╭─ Material supplied
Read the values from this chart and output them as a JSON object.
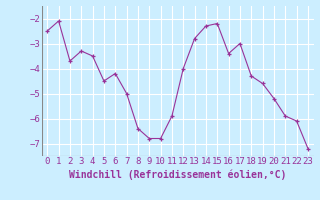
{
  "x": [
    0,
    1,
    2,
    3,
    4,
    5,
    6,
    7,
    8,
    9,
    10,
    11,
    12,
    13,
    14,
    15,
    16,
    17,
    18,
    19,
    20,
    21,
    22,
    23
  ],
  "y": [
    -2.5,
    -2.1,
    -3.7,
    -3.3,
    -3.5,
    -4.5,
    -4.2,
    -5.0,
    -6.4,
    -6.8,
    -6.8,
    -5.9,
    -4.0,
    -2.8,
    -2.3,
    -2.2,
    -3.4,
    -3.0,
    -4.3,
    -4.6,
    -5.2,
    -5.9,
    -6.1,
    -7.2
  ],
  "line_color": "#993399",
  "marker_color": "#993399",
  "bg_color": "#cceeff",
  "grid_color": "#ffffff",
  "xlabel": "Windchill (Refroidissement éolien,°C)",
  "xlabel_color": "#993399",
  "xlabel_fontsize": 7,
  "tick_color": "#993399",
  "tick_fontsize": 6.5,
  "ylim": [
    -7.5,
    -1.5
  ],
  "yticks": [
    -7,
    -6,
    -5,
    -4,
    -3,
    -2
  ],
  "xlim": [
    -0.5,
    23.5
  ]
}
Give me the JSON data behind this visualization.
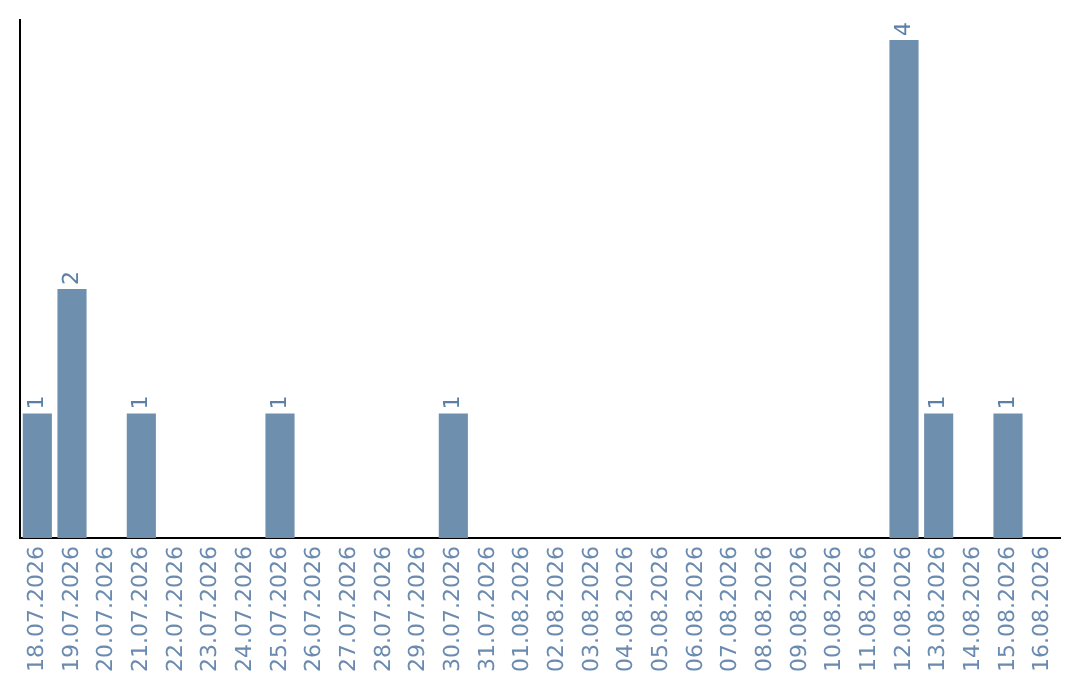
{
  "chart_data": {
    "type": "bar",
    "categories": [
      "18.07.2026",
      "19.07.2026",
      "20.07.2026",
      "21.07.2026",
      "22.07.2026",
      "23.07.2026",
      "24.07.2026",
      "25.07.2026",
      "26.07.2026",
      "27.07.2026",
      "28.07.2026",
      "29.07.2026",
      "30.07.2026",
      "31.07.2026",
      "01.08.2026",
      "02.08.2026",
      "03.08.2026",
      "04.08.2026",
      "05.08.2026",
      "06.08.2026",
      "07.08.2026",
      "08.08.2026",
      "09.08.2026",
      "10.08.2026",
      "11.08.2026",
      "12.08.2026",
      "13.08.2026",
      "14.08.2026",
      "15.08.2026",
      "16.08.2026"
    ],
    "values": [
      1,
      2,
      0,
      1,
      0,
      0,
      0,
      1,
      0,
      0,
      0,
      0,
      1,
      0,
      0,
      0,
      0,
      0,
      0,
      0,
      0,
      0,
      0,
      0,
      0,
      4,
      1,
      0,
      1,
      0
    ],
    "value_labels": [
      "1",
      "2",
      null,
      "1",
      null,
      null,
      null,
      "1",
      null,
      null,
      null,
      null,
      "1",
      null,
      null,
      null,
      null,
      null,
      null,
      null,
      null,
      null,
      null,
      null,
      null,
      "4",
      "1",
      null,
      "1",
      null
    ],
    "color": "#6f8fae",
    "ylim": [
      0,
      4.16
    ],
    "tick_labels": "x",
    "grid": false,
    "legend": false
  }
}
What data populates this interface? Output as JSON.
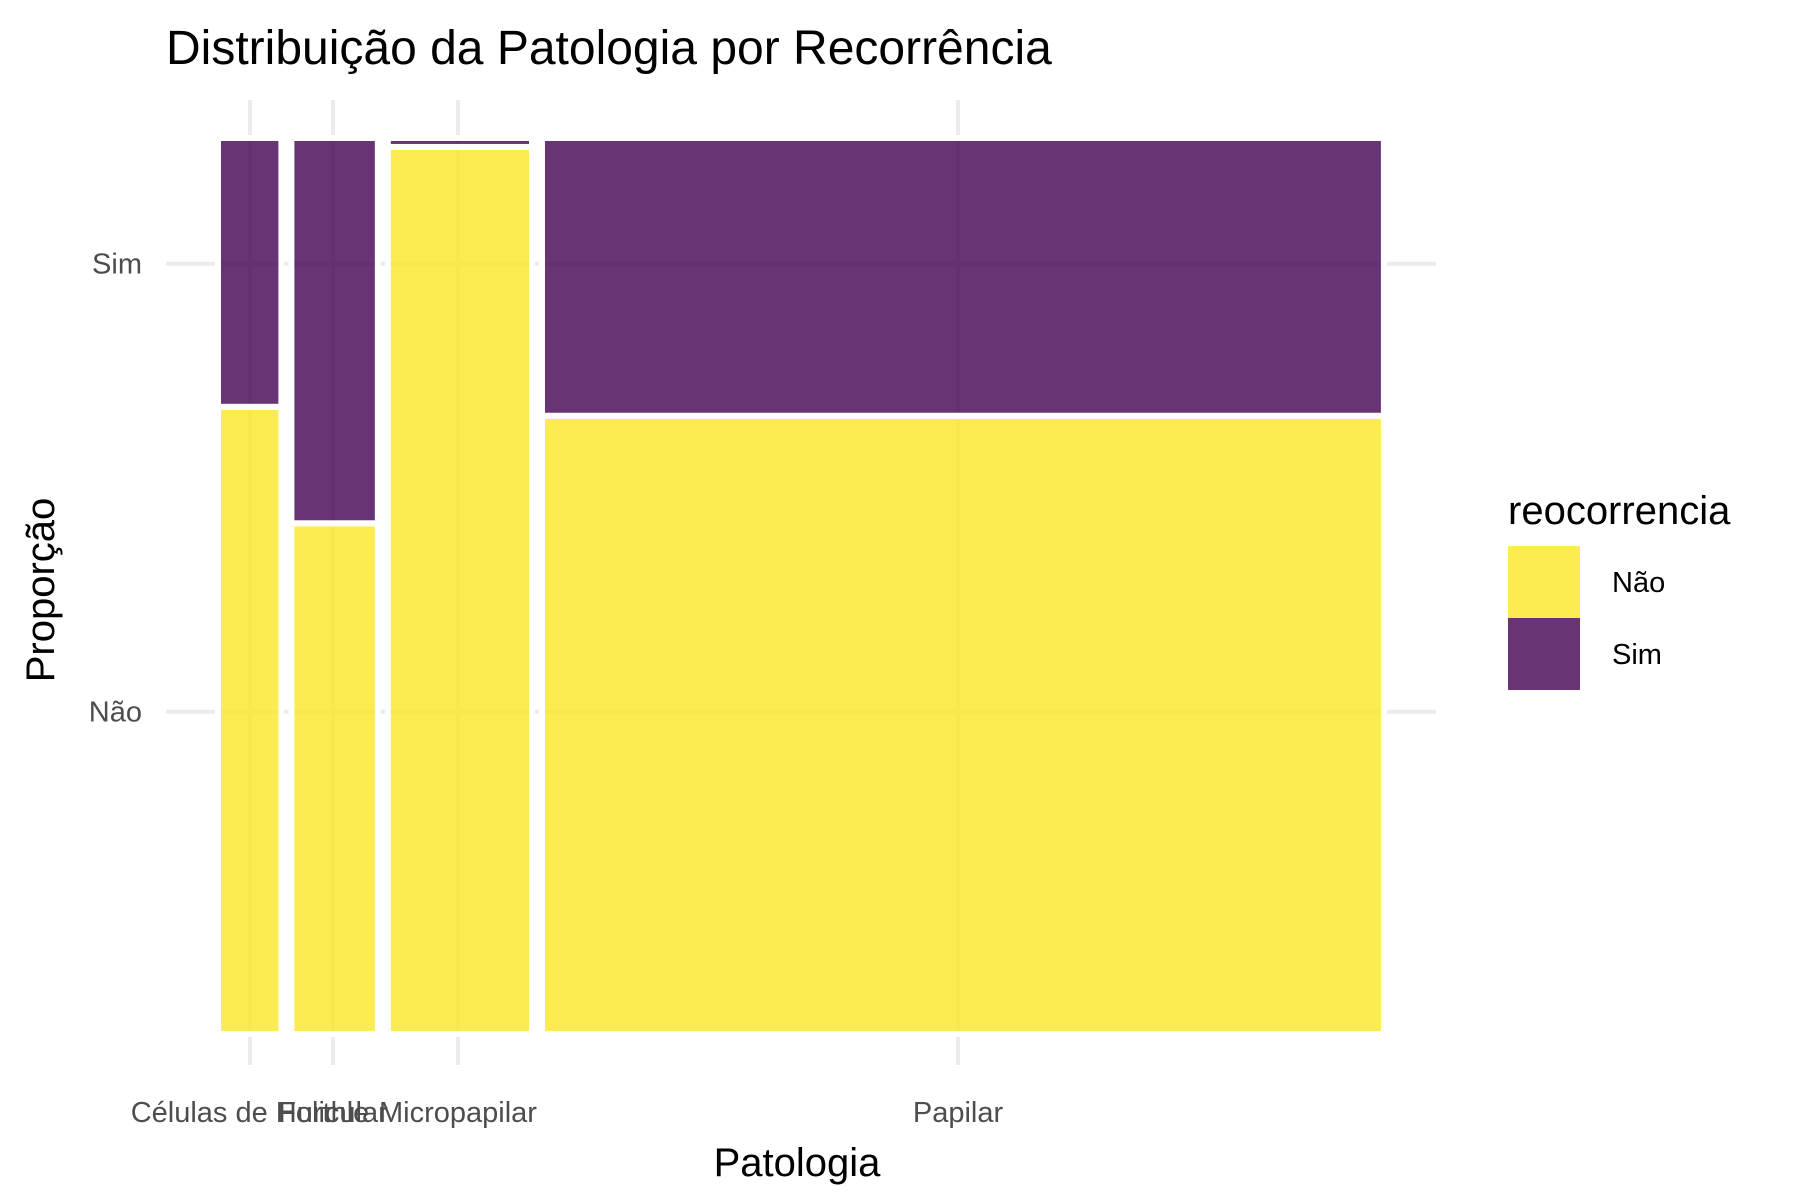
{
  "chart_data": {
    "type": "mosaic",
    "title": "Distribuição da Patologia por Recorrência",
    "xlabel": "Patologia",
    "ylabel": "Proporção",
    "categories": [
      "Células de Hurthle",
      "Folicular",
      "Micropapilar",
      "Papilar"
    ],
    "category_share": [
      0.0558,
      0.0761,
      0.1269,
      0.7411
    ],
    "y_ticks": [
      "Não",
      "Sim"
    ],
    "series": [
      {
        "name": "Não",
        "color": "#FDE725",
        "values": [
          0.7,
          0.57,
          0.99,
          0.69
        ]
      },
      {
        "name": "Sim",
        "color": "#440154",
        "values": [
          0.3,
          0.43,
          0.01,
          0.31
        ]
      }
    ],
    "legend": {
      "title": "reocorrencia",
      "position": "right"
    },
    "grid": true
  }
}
╰─
● **What you will do**:
Make an exact copy of the records shown above, without the pictures.

● **Exercise solution**:
Read the values from this chart and output them as a JSON object.
{
  "x": [
    0,
    1,
    2,
    3,
    4,
    5,
    6,
    7,
    8,
    9,
    10,
    11,
    12,
    13,
    14,
    15,
    16,
    17,
    18,
    19,
    20,
    21,
    22,
    23
  ],
  "y": [
    -2.5,
    -2.1,
    -3.7,
    -3.3,
    -3.5,
    -4.5,
    -4.2,
    -5.0,
    -6.4,
    -6.8,
    -6.8,
    -5.9,
    -4.0,
    -2.8,
    -2.3,
    -2.2,
    -3.4,
    -3.0,
    -4.3,
    -4.6,
    -5.2,
    -5.9,
    -6.1,
    -7.2
  ],
  "line_color": "#993399",
  "marker_color": "#993399",
  "bg_color": "#cceeff",
  "grid_color": "#ffffff",
  "xlabel": "Windchill (Refroidissement éolien,°C)",
  "xlabel_color": "#993399",
  "xlabel_fontsize": 7,
  "tick_color": "#993399",
  "tick_fontsize": 6.5,
  "ylim": [
    -7.5,
    -1.5
  ],
  "yticks": [
    -7,
    -6,
    -5,
    -4,
    -3,
    -2
  ],
  "xlim": [
    -0.5,
    23.5
  ]
}
Give me the JSON data behind this visualization.
{
  "chart_data": {
    "type": "bar",
    "categories": [
      "18.07.2026",
      "19.07.2026",
      "20.07.2026",
      "21.07.2026",
      "22.07.2026",
      "23.07.2026",
      "24.07.2026",
      "25.07.2026",
      "26.07.2026",
      "27.07.2026",
      "28.07.2026",
      "29.07.2026",
      "30.07.2026",
      "31.07.2026",
      "01.08.2026",
      "02.08.2026",
      "03.08.2026",
      "04.08.2026",
      "05.08.2026",
      "06.08.2026",
      "07.08.2026",
      "08.08.2026",
      "09.08.2026",
      "10.08.2026",
      "11.08.2026",
      "12.08.2026",
      "13.08.2026",
      "14.08.2026",
      "15.08.2026",
      "16.08.2026"
    ],
    "values": [
      1,
      2,
      0,
      1,
      0,
      0,
      0,
      1,
      0,
      0,
      0,
      0,
      1,
      0,
      0,
      0,
      0,
      0,
      0,
      0,
      0,
      0,
      0,
      0,
      0,
      4,
      1,
      0,
      1,
      0
    ],
    "value_labels": [
      "1",
      "2",
      null,
      "1",
      null,
      null,
      null,
      "1",
      null,
      null,
      null,
      null,
      "1",
      null,
      null,
      null,
      null,
      null,
      null,
      null,
      null,
      null,
      null,
      null,
      null,
      "4",
      "1",
      null,
      "1",
      null
    ],
    "color": "#6f8fae",
    "ylim": [
      0,
      4.16
    ],
    "tick_labels": "x",
    "grid": false,
    "legend": false
  }
}
What data populates this interface? Output as JSON.
{
  "chart_data": {
    "type": "mosaic",
    "title": "Distribuição da Patologia por Recorrência",
    "xlabel": "Patologia",
    "ylabel": "Proporção",
    "categories": [
      "Células de Hurthle",
      "Folicular",
      "Micropapilar",
      "Papilar"
    ],
    "category_share": [
      0.0558,
      0.0761,
      0.1269,
      0.7411
    ],
    "y_ticks": [
      "Não",
      "Sim"
    ],
    "series": [
      {
        "name": "Não",
        "color": "#FDE725",
        "values": [
          0.7,
          0.57,
          0.99,
          0.69
        ]
      },
      {
        "name": "Sim",
        "color": "#440154",
        "values": [
          0.3,
          0.43,
          0.01,
          0.31
        ]
      }
    ],
    "legend": {
      "title": "reocorrencia",
      "position": "right"
    },
    "grid": true
  }
}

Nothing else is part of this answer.